Data extract
---*---

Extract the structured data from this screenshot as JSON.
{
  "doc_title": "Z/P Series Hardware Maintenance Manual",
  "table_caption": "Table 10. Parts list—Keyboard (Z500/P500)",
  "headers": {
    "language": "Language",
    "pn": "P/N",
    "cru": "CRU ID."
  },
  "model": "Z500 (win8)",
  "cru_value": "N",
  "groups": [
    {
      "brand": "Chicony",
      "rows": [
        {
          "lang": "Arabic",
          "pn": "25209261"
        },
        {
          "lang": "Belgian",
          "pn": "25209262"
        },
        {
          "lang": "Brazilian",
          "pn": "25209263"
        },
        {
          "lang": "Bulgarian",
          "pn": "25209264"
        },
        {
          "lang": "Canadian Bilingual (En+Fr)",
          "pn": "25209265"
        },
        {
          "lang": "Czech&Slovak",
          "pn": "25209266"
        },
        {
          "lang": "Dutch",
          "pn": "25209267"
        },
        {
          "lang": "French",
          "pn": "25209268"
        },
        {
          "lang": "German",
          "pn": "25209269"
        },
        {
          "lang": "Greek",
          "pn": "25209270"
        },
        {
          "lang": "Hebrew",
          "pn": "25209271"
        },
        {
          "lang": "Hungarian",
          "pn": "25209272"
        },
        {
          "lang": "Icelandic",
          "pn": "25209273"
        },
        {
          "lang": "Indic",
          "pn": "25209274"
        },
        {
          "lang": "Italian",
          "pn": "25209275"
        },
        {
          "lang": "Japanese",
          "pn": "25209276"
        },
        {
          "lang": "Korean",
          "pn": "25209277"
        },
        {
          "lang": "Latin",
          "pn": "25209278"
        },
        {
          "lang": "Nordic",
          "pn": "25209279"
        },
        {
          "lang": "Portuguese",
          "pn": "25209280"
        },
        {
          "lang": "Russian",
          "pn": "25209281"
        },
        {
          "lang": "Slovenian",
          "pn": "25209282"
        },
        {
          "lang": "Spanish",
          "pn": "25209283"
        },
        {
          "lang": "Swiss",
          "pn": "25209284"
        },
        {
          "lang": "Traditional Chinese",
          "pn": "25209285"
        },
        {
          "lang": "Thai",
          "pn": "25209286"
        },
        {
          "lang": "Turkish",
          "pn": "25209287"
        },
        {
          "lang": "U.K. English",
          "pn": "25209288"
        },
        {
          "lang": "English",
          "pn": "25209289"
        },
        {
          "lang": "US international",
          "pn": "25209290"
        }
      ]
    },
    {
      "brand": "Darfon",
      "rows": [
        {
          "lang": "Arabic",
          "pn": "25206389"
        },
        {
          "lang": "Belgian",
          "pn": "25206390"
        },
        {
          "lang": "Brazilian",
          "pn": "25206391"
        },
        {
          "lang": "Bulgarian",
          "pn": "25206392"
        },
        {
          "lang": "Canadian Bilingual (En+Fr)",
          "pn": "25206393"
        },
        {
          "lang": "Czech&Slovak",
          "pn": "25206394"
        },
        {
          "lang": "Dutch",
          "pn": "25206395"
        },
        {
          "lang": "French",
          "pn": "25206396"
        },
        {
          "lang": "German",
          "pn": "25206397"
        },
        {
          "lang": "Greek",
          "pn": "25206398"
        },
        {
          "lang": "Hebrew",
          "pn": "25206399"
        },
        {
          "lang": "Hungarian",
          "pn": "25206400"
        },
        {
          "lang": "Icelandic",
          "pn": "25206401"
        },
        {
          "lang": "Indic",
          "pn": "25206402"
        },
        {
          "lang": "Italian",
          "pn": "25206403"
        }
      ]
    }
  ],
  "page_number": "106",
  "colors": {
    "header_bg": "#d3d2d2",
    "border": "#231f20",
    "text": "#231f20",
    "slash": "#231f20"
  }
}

---*---

Directions
Please repeat all the records above exactly as they appear.

Task result
Extract the structured data from this screenshot as JSON.
{
  "doc_title": "Z/P Series Hardware Maintenance Manual",
  "table_caption": "Table 10. Parts list—Keyboard (Z500/P500)",
  "headers": {
    "language": "Language",
    "pn": "P/N",
    "cru": "CRU ID."
  },
  "model": "Z500 (win8)",
  "cru_value": "N",
  "groups": [
    {
      "brand": "Chicony",
      "rows": [
        {
          "lang": "Arabic",
          "pn": "25209261"
        },
        {
          "lang": "Belgian",
          "pn": "25209262"
        },
        {
          "lang": "Brazilian",
          "pn": "25209263"
        },
        {
          "lang": "Bulgarian",
          "pn": "25209264"
        },
        {
          "lang": "Canadian Bilingual (En+Fr)",
          "pn": "25209265"
        },
        {
          "lang": "Czech&Slovak",
          "pn": "25209266"
        },
        {
          "lang": "Dutch",
          "pn": "25209267"
        },
        {
          "lang": "French",
          "pn": "25209268"
        },
        {
          "lang": "German",
          "pn": "25209269"
        },
        {
          "lang": "Greek",
          "pn": "25209270"
        },
        {
          "lang": "Hebrew",
          "pn": "25209271"
        },
        {
          "lang": "Hungarian",
          "pn": "25209272"
        },
        {
          "lang": "Icelandic",
          "pn": "25209273"
        },
        {
          "lang": "Indic",
          "pn": "25209274"
        },
        {
          "lang": "Italian",
          "pn": "25209275"
        },
        {
          "lang": "Japanese",
          "pn": "25209276"
        },
        {
          "lang": "Korean",
          "pn": "25209277"
        },
        {
          "lang": "Latin",
          "pn": "25209278"
        },
        {
          "lang": "Nordic",
          "pn": "25209279"
        },
        {
          "lang": "Portuguese",
          "pn": "25209280"
        },
        {
          "lang": "Russian",
          "pn": "25209281"
        },
        {
          "lang": "Slovenian",
          "pn": "25209282"
        },
        {
          "lang": "Spanish",
          "pn": "25209283"
        },
        {
          "lang": "Swiss",
          "pn": "25209284"
        },
        {
          "lang": "Traditional Chinese",
          "pn": "25209285"
        },
        {
          "lang": "Thai",
          "pn": "25209286"
        },
        {
          "lang": "Turkish",
          "pn": "25209287"
        },
        {
          "lang": "U.K. English",
          "pn": "25209288"
        },
        {
          "lang": "English",
          "pn": "25209289"
        },
        {
          "lang": "US international",
          "pn": "25209290"
        }
      ]
    },
    {
      "brand": "Darfon",
      "rows": [
        {
          "lang": "Arabic",
          "pn": "25206389"
        },
        {
          "lang": "Belgian",
          "pn": "25206390"
        },
        {
          "lang": "Brazilian",
          "pn": "25206391"
        },
        {
          "lang": "Bulgarian",
          "pn": "25206392"
        },
        {
          "lang": "Canadian Bilingual (En+Fr)",
          "pn": "25206393"
        },
        {
          "lang": "Czech&Slovak",
          "pn": "25206394"
        },
        {
          "lang": "Dutch",
          "pn": "25206395"
        },
        {
          "lang": "French",
          "pn": "25206396"
        },
        {
          "lang": "German",
          "pn": "25206397"
        },
        {
          "lang": "Greek",
          "pn": "25206398"
        },
        {
          "lang": "Hebrew",
          "pn": "25206399"
        },
        {
          "lang": "Hungarian",
          "pn": "25206400"
        },
        {
          "lang": "Icelandic",
          "pn": "25206401"
        },
        {
          "lang": "Indic",
          "pn": "25206402"
        },
        {
          "lang": "Italian",
          "pn": "25206403"
        }
      ]
    }
  ],
  "page_number": "106",
  "colors": {
    "header_bg": "#d3d2d2",
    "border": "#231f20",
    "text": "#231f20",
    "slash": "#231f20"
  }
}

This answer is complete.